■ **TASK DETAILS**: Check each line of the entries below for the string "interactions"; copy every line where it appears.

■ **EXERCISE DATA**:
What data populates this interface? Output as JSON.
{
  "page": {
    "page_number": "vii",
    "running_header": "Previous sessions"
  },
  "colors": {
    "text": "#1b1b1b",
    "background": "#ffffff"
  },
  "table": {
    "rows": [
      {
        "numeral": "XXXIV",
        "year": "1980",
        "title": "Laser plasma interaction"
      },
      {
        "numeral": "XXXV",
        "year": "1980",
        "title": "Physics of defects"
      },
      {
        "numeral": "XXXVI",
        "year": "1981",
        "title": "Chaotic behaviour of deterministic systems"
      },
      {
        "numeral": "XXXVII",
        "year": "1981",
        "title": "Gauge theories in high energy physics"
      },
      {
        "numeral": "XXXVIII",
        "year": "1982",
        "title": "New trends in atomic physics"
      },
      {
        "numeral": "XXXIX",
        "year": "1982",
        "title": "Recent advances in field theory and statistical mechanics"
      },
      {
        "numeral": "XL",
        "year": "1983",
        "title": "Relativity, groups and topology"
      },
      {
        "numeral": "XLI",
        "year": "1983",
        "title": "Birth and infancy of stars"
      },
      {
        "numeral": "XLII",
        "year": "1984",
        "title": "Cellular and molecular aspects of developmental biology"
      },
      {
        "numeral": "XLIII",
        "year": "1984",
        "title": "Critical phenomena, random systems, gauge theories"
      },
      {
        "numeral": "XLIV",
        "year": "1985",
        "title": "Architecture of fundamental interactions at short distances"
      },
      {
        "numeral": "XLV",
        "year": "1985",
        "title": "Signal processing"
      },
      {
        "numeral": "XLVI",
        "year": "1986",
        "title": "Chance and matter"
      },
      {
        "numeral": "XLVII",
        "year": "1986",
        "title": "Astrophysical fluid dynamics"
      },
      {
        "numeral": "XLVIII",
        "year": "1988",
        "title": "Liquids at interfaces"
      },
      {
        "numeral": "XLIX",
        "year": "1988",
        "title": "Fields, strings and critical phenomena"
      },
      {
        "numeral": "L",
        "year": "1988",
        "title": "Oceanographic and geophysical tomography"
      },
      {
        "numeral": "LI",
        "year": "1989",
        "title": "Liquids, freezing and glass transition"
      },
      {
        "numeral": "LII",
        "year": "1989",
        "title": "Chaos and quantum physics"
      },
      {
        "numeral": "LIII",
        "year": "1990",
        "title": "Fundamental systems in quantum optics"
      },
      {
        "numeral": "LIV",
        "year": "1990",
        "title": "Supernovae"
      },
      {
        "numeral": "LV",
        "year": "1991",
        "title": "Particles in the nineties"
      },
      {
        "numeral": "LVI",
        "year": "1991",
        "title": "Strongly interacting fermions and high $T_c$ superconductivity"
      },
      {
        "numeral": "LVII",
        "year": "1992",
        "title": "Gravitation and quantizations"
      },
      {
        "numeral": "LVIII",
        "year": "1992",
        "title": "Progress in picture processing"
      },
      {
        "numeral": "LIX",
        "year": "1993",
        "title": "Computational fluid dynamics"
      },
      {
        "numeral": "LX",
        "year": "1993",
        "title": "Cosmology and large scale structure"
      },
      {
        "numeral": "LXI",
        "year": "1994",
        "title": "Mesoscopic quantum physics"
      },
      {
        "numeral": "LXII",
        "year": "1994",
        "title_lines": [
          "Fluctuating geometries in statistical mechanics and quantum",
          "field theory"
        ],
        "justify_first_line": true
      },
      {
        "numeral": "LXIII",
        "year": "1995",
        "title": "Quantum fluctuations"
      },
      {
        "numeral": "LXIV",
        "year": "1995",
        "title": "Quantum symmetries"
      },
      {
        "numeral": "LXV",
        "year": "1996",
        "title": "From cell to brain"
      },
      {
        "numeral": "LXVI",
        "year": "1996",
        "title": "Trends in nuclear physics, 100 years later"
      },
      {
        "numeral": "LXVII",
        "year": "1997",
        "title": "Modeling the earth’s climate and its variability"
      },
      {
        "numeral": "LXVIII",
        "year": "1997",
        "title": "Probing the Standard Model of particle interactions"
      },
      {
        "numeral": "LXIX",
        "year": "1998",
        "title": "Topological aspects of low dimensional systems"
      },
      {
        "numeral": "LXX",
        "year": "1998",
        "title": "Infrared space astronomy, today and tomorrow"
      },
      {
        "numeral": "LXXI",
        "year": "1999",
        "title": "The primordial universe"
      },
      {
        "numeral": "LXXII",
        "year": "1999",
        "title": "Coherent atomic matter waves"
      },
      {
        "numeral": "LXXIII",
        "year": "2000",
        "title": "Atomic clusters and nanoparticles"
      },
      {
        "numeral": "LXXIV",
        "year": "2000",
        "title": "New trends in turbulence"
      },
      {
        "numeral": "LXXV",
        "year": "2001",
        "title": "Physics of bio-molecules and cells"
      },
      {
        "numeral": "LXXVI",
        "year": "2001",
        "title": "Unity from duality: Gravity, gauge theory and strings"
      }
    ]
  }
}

■ **SOLUTION TO THIS PROBLEM**:
        "title": "Architecture of fundamental interactions at short distances"
        "title": "Probing the Standard Model of particle interactions"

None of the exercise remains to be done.